## Work to do
Repeat the material exactly, every line of it.

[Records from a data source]
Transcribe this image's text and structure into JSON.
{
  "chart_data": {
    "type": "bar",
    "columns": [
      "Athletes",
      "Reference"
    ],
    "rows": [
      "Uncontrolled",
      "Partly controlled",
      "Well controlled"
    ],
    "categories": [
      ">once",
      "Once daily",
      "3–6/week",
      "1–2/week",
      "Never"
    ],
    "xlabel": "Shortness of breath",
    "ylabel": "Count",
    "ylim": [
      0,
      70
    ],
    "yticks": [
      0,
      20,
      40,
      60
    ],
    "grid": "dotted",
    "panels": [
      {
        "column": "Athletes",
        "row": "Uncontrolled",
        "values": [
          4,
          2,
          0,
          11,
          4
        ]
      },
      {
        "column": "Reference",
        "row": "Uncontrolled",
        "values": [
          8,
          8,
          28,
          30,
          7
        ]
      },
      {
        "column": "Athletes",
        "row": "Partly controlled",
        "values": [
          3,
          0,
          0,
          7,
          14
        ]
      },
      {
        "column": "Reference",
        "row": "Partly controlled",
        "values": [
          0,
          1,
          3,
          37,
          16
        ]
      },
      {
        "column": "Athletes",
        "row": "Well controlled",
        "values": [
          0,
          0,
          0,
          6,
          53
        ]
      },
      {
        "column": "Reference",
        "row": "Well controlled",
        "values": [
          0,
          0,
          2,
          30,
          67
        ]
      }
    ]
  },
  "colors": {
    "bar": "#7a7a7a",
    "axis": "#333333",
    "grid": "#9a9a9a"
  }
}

## Solution
Transcribe this image's text and structure into JSON.
{
  "chart_data": {
    "type": "bar",
    "columns": [
      "Athletes",
      "Reference"
    ],
    "rows": [
      "Uncontrolled",
      "Partly controlled",
      "Well controlled"
    ],
    "categories": [
      ">once",
      "Once daily",
      "3–6/week",
      "1–2/week",
      "Never"
    ],
    "xlabel": "Shortness of breath",
    "ylabel": "Count",
    "ylim": [
      0,
      70
    ],
    "yticks": [
      0,
      20,
      40,
      60
    ],
    "grid": "dotted",
    "panels": [
      {
        "column": "Athletes",
        "row": "Uncontrolled",
        "values": [
          4,
          2,
          0,
          11,
          4
        ]
      },
      {
        "column": "Reference",
        "row": "Uncontrolled",
        "values": [
          8,
          8,
          28,
          30,
          7
        ]
      },
      {
        "column": "Athletes",
        "row": "Partly controlled",
        "values": [
          3,
          0,
          0,
          7,
          14
        ]
      },
      {
        "column": "Reference",
        "row": "Partly controlled",
        "values": [
          0,
          1,
          3,
          37,
          16
        ]
      },
      {
        "column": "Athletes",
        "row": "Well controlled",
        "values": [
          0,
          0,
          0,
          6,
          53
        ]
      },
      {
        "column": "Reference",
        "row": "Well controlled",
        "values": [
          0,
          0,
          2,
          30,
          67
        ]
      }
    ]
  },
  "colors": {
    "bar": "#7a7a7a",
    "axis": "#333333",
    "grid": "#9a9a9a"
  }
}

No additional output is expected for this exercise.